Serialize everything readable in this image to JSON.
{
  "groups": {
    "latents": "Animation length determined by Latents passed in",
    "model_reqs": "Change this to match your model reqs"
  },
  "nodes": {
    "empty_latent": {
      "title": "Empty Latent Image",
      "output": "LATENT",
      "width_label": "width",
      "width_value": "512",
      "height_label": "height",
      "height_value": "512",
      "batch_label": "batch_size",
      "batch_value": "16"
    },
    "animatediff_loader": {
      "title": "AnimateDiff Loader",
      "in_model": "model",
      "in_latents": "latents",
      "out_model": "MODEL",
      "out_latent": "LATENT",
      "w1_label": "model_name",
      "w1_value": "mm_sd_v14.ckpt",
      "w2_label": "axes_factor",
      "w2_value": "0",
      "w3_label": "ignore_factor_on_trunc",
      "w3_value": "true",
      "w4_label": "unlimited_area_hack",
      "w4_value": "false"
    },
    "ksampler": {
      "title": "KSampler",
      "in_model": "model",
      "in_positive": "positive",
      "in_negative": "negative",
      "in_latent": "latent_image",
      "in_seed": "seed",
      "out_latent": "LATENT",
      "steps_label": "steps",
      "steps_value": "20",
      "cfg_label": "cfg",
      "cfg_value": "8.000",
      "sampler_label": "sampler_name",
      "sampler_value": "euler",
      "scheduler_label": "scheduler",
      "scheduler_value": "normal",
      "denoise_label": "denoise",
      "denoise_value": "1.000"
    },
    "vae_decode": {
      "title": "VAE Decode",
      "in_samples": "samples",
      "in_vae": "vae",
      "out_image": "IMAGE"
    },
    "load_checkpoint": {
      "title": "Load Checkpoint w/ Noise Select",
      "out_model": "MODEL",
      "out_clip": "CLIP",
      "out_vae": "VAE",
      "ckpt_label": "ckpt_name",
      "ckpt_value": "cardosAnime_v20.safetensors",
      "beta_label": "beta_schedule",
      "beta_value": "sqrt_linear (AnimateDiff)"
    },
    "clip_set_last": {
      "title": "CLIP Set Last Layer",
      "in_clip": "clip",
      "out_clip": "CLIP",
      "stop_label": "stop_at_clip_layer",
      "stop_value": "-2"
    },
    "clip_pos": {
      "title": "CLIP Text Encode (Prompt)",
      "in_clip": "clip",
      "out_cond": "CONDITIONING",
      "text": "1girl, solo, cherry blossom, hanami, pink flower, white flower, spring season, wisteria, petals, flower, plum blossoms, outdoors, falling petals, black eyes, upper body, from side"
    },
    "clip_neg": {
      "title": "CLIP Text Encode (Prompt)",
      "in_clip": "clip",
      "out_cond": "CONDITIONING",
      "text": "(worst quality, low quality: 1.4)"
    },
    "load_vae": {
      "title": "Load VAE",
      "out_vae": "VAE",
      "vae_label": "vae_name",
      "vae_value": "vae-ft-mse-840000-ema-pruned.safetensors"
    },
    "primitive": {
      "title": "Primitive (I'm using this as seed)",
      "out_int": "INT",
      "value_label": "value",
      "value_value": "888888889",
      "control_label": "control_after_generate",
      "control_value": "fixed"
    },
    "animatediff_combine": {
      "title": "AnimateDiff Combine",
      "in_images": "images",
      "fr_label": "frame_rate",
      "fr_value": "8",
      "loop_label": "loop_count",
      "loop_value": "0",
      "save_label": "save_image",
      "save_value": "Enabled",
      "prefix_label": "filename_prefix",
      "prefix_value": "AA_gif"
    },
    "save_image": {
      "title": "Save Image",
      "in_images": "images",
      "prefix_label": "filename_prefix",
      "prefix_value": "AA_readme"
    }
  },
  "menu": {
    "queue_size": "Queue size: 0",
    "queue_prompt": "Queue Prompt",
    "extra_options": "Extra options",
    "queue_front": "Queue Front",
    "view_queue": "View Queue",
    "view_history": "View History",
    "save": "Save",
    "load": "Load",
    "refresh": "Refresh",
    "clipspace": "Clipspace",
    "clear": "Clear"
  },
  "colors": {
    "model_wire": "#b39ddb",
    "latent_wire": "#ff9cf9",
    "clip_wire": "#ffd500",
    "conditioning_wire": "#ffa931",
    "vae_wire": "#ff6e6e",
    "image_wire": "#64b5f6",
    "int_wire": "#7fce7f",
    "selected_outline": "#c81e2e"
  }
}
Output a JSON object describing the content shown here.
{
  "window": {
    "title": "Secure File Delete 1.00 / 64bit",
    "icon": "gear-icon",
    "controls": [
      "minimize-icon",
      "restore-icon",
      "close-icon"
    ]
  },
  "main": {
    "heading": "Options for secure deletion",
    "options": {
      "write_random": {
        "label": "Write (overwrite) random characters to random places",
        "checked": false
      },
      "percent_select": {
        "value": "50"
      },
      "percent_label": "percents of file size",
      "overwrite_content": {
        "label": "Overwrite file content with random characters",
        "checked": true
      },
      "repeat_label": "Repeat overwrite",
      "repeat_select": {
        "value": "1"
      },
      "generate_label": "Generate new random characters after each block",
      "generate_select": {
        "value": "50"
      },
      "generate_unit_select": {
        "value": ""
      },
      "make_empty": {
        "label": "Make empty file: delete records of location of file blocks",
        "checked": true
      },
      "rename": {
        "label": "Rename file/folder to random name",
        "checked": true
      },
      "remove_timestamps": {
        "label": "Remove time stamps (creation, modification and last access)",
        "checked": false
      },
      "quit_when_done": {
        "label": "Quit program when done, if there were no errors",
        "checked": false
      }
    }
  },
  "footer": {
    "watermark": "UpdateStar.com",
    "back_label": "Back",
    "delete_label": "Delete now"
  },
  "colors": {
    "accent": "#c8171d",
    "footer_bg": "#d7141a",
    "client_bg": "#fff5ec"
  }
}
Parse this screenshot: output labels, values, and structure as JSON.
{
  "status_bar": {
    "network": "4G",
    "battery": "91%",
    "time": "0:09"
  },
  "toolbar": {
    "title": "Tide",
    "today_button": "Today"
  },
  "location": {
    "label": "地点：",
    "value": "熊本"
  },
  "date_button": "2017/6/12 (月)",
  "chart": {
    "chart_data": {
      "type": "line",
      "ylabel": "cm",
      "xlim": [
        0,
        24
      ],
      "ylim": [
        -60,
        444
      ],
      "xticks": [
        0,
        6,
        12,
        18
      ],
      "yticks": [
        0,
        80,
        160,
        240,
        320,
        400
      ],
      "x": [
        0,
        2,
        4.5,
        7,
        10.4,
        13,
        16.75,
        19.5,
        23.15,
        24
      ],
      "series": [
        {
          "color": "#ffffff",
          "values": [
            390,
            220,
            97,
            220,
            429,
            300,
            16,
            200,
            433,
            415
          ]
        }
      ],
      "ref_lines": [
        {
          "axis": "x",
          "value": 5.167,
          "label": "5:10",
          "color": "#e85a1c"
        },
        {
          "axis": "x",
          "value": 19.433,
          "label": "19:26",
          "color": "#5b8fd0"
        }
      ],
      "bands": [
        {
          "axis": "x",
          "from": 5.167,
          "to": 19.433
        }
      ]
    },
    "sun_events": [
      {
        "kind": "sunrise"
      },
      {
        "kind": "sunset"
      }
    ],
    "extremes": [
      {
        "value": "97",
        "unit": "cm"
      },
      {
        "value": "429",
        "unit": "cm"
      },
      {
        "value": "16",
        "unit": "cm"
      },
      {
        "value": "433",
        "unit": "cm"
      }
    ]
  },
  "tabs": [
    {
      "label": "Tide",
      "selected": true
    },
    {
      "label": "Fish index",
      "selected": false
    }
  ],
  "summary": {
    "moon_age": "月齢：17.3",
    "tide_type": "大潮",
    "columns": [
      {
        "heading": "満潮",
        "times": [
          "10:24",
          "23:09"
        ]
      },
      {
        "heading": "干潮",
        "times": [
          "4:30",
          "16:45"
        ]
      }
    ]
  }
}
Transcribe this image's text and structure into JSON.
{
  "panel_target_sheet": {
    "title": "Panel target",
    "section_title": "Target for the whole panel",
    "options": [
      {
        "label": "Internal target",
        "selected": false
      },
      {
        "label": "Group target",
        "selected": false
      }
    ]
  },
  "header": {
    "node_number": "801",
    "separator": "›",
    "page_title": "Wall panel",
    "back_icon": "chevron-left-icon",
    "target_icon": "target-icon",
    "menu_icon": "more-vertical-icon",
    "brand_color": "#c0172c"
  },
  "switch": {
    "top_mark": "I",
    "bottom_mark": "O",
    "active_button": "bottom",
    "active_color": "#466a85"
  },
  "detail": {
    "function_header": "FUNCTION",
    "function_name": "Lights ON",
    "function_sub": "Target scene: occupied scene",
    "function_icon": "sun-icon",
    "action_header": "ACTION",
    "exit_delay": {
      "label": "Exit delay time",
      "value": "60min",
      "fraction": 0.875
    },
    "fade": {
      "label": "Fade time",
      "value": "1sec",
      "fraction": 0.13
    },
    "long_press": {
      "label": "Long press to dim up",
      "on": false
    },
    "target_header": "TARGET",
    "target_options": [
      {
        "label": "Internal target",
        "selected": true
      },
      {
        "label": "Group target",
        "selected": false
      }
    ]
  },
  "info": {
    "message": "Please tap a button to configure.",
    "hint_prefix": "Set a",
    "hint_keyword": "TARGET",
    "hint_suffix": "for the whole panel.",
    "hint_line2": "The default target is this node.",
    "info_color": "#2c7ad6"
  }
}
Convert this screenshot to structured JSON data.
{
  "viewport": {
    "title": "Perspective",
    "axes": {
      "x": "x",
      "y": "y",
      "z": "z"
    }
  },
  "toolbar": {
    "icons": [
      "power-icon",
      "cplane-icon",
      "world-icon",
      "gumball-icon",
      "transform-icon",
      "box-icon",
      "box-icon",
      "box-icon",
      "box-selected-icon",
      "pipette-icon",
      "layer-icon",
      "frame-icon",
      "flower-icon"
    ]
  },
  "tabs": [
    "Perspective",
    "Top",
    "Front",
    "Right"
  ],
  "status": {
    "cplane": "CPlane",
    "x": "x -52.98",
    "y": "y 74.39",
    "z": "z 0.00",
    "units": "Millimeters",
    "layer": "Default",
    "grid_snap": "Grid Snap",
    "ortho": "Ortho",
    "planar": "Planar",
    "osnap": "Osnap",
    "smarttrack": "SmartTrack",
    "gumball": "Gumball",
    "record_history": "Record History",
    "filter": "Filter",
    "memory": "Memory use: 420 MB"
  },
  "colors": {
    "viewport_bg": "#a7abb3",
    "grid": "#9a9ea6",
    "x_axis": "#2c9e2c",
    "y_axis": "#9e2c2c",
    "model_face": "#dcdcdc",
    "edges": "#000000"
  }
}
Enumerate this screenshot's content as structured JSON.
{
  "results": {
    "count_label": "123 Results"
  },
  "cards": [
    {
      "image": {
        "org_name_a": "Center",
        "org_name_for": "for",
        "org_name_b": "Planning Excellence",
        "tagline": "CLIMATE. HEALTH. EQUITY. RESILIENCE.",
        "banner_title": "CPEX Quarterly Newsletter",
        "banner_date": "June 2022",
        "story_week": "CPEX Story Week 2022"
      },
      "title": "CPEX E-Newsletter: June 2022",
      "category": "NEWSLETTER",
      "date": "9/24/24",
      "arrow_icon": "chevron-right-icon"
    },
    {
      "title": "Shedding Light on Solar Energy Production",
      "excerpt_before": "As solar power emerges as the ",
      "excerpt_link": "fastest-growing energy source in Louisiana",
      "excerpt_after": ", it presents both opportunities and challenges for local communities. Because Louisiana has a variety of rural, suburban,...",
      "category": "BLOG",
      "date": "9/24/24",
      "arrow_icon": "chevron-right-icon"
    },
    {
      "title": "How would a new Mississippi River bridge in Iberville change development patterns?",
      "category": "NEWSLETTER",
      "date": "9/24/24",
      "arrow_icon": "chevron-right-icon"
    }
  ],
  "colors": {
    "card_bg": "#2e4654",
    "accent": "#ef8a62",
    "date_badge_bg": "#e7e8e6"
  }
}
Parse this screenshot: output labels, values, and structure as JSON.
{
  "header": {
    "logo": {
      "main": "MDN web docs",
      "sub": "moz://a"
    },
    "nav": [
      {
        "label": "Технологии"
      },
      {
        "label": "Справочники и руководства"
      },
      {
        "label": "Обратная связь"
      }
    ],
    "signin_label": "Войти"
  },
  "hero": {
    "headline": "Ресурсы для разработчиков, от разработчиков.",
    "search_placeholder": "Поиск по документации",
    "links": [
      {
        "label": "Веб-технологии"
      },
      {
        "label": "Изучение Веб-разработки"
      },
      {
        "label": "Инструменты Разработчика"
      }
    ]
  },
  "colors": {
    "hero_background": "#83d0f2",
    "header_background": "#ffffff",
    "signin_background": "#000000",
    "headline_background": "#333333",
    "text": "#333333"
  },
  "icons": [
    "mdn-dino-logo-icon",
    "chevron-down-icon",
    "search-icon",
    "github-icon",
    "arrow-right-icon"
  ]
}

**Task to carry out**
Find the string "latents" in the listing and return every line that holds it.

**Written response**
    "latents": "Animation length determined by Latents passed in",
      "in_latents": "latents",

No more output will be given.